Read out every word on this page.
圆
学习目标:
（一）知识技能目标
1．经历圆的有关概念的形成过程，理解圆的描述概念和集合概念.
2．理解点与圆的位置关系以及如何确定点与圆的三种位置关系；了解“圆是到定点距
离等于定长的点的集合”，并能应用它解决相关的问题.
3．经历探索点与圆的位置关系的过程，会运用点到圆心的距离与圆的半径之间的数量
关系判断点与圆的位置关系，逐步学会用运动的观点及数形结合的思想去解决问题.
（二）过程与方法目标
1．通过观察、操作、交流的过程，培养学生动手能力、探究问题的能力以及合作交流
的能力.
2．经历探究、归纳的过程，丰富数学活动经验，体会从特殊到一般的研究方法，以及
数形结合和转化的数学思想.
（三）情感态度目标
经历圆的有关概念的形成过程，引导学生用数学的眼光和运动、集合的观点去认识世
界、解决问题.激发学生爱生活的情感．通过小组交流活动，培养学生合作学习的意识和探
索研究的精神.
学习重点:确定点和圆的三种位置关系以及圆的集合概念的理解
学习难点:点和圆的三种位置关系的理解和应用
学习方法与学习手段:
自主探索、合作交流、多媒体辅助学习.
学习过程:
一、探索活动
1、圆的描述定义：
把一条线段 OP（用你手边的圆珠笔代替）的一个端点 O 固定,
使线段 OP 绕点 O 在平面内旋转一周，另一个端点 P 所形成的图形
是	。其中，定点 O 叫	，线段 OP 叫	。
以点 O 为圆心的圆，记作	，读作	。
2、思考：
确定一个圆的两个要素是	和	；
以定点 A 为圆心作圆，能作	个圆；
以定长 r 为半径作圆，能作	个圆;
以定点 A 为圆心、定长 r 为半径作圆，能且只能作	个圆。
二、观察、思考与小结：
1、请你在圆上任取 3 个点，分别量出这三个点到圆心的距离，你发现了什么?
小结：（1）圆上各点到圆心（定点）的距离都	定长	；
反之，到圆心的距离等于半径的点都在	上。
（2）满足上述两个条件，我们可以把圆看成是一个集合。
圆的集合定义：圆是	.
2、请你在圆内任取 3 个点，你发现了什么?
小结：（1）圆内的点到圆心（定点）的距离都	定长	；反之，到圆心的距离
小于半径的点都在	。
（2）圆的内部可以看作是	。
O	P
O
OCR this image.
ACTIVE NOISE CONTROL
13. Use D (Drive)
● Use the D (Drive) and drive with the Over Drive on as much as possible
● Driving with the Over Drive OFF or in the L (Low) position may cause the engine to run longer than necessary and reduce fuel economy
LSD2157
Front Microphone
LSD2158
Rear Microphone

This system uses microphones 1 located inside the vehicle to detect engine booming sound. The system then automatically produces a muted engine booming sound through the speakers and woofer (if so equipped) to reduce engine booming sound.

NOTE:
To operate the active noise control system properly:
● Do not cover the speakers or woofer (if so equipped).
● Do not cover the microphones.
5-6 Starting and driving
======
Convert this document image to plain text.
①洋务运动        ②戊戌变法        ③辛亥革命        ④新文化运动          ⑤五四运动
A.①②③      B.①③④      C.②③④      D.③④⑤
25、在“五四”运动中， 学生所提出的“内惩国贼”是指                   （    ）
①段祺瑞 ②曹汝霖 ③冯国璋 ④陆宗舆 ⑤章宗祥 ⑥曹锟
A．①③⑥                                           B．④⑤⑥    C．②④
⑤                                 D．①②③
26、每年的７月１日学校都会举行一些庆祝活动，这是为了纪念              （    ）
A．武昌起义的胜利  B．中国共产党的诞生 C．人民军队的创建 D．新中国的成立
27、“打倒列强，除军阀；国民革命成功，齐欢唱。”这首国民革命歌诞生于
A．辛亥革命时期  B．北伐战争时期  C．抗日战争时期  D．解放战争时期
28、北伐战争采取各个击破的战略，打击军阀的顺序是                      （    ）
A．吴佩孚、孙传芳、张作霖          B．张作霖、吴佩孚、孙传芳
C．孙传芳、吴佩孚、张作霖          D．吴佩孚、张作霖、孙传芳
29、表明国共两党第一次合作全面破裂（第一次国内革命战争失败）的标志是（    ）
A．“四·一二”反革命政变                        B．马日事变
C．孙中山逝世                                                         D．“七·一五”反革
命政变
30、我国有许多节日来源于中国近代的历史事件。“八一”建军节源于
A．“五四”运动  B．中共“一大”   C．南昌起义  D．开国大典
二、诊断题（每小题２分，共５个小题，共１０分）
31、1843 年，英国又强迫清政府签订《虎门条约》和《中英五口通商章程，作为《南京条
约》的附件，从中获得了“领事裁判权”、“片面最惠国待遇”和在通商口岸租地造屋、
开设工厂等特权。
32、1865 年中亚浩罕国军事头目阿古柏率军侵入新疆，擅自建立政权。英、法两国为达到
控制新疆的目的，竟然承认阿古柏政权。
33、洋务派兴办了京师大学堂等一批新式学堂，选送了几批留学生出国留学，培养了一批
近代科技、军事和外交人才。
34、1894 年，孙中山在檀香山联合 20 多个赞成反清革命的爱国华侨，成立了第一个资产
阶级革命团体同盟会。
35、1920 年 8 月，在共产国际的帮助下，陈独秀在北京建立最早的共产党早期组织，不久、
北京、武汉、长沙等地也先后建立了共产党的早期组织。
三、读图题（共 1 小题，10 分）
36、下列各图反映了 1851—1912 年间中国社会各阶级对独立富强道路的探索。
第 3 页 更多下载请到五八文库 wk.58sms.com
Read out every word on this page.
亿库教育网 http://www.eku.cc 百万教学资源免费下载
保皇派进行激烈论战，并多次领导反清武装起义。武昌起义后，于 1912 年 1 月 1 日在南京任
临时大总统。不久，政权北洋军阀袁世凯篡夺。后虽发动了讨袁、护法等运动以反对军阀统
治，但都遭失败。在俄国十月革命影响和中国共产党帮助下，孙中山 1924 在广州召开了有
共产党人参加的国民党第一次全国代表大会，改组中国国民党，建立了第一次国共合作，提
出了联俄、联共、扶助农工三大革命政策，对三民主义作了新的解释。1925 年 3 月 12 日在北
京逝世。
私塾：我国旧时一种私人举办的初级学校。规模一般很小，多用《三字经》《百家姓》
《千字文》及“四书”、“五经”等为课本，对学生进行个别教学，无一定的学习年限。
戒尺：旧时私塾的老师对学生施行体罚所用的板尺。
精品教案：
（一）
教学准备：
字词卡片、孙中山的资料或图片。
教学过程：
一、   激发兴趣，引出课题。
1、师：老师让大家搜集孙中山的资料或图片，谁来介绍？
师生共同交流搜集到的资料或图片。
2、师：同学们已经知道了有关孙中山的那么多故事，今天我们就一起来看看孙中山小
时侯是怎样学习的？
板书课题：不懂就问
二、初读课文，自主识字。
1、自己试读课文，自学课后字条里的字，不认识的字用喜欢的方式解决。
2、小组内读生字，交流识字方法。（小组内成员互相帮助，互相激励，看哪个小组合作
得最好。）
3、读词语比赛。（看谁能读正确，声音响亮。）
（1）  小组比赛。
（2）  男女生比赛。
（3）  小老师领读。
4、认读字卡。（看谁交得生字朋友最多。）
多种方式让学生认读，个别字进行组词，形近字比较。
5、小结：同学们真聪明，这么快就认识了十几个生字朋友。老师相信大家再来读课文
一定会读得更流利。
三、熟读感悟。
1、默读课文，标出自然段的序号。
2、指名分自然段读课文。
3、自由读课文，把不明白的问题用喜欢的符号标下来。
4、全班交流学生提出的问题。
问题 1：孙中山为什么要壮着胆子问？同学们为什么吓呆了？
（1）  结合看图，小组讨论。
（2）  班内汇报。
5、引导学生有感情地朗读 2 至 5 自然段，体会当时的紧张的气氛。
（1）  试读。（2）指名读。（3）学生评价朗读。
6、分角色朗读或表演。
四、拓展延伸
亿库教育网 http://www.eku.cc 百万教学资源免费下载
======
For each line of the listing that holds the word "你发现了什么", show that line.

RESULT OF THE TASK:
1、请你在圆上任取 3 个点，分别量出这三个点到圆心的距离，你发现了什么?
2、请你在圆内任取 3 个点，你发现了什么?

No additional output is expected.